------ Task input ------
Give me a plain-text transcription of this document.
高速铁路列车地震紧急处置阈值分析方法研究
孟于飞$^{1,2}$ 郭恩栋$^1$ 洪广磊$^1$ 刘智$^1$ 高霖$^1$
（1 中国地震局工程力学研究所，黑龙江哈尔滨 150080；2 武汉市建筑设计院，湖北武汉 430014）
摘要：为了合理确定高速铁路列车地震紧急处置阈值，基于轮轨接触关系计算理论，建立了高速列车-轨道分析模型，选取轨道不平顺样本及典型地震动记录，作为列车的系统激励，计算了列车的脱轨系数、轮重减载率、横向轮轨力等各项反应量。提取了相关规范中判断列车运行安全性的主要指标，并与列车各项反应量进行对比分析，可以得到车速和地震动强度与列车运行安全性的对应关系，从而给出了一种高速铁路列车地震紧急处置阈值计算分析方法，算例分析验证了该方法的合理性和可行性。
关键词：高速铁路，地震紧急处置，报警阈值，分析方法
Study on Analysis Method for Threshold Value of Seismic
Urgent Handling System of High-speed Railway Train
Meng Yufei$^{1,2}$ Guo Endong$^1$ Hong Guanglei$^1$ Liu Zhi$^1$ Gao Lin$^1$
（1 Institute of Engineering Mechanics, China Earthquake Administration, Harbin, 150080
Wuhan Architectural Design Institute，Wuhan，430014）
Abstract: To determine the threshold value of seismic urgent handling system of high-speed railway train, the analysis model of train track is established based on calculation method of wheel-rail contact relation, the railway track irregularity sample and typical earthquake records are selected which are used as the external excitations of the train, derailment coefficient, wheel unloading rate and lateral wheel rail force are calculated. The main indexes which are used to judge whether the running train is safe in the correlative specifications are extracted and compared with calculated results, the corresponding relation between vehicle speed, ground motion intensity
------
------ Task input ------
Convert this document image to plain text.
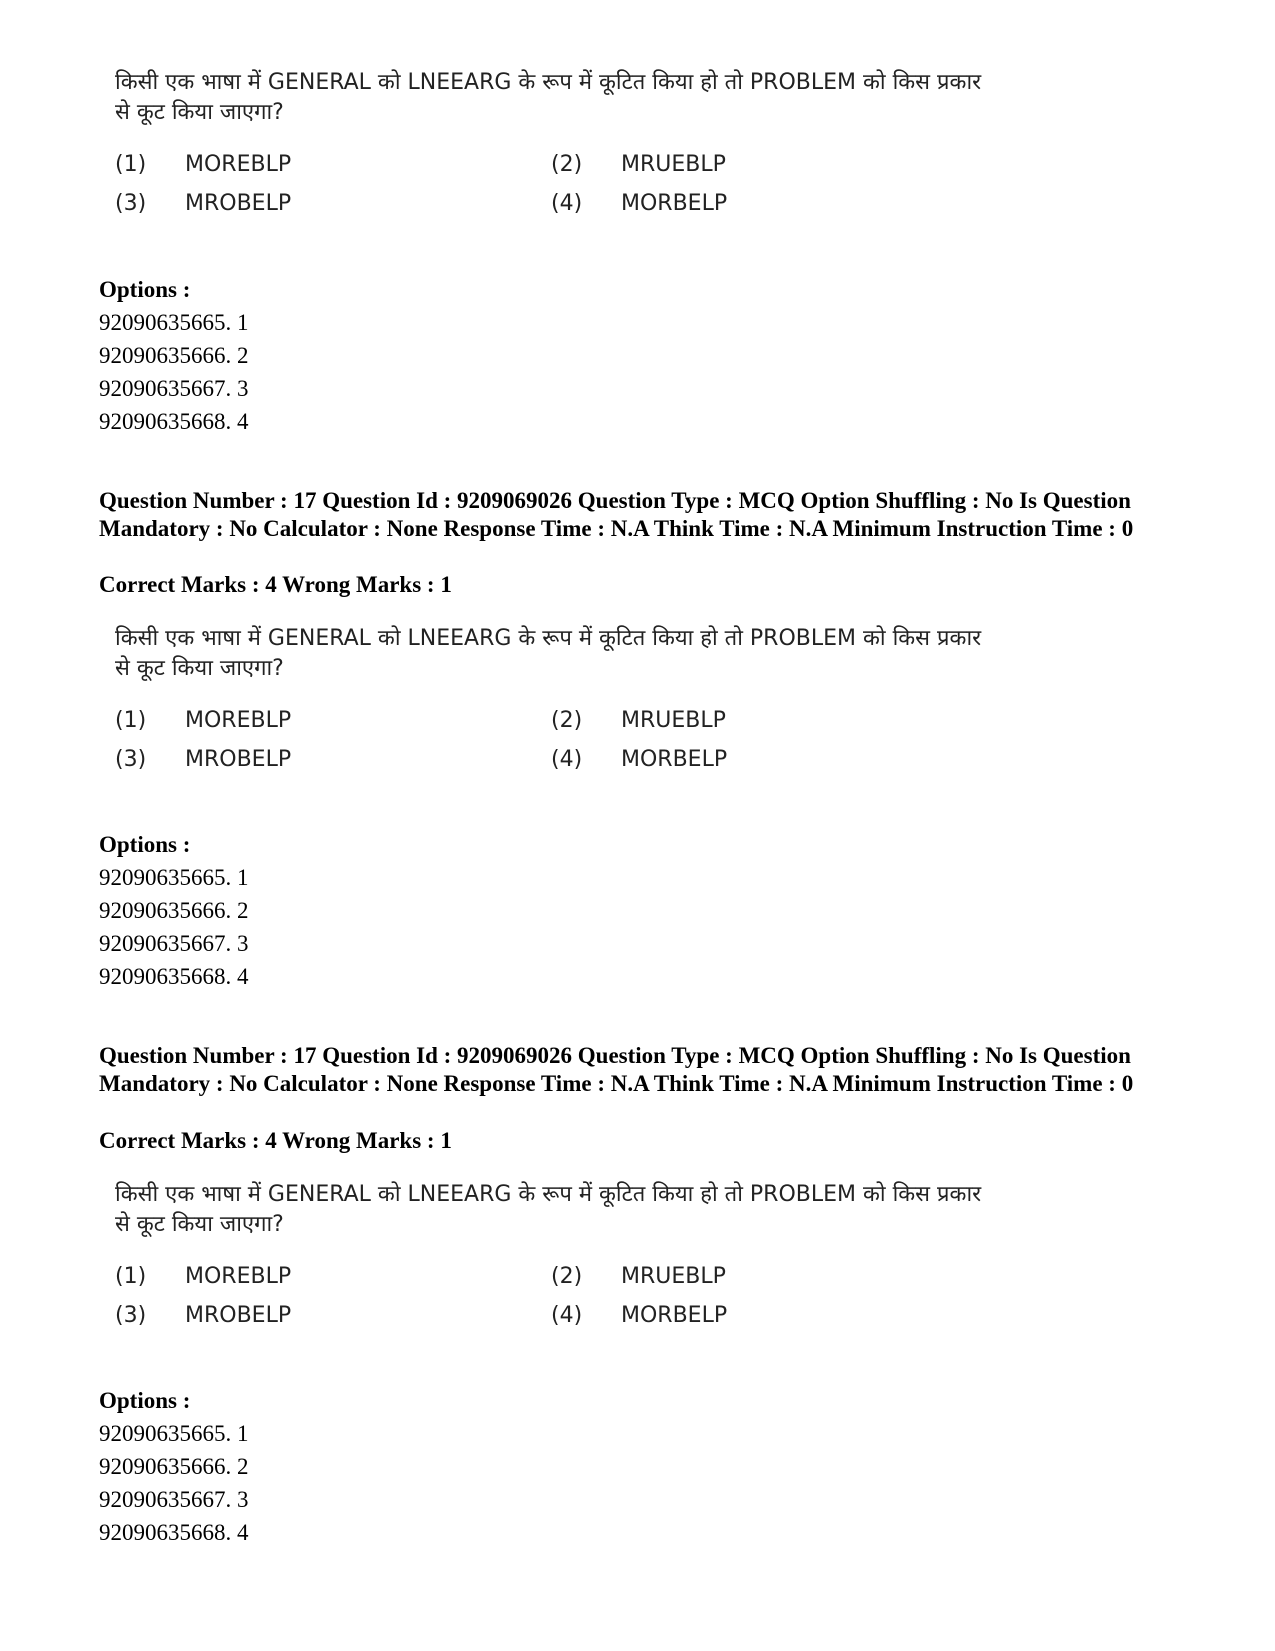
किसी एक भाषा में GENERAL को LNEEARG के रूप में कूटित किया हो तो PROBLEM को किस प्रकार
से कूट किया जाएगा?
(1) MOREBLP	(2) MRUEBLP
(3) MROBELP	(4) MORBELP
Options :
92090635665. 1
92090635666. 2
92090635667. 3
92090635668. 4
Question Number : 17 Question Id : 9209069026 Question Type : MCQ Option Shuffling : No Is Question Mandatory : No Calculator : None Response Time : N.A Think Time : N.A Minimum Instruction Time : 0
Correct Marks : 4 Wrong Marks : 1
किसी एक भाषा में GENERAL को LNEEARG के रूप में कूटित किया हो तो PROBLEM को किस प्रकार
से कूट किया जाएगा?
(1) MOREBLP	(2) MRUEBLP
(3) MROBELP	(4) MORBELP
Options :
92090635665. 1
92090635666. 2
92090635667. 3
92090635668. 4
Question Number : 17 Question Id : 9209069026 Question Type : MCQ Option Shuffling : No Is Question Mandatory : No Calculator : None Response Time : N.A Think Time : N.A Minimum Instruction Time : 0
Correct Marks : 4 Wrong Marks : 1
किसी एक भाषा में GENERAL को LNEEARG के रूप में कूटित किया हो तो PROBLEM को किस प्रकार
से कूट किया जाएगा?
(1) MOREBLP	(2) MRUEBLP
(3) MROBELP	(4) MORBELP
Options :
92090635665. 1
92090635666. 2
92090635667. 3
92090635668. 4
------
From the entries above, return each line with the word "speed" in it.

Output for this task:
Urgent Handling System of High-speed Railway Train
Abstract: To determine the threshold value of seismic urgent handling system of high-speed railway train, the analysis model of train track is established based on calculation method of wheel-rail contact relation, the railway track irregularity sample and typical earthquake records are selected which are used as the external excitations of the train, derailment coefficient, wheel unloading rate and lateral wheel rail force are calculated. The main indexes which are used to judge whether the running train is safe in the correlative specifications are extracted and compared with calculated results, the corresponding relation between vehicle speed, ground motion intensity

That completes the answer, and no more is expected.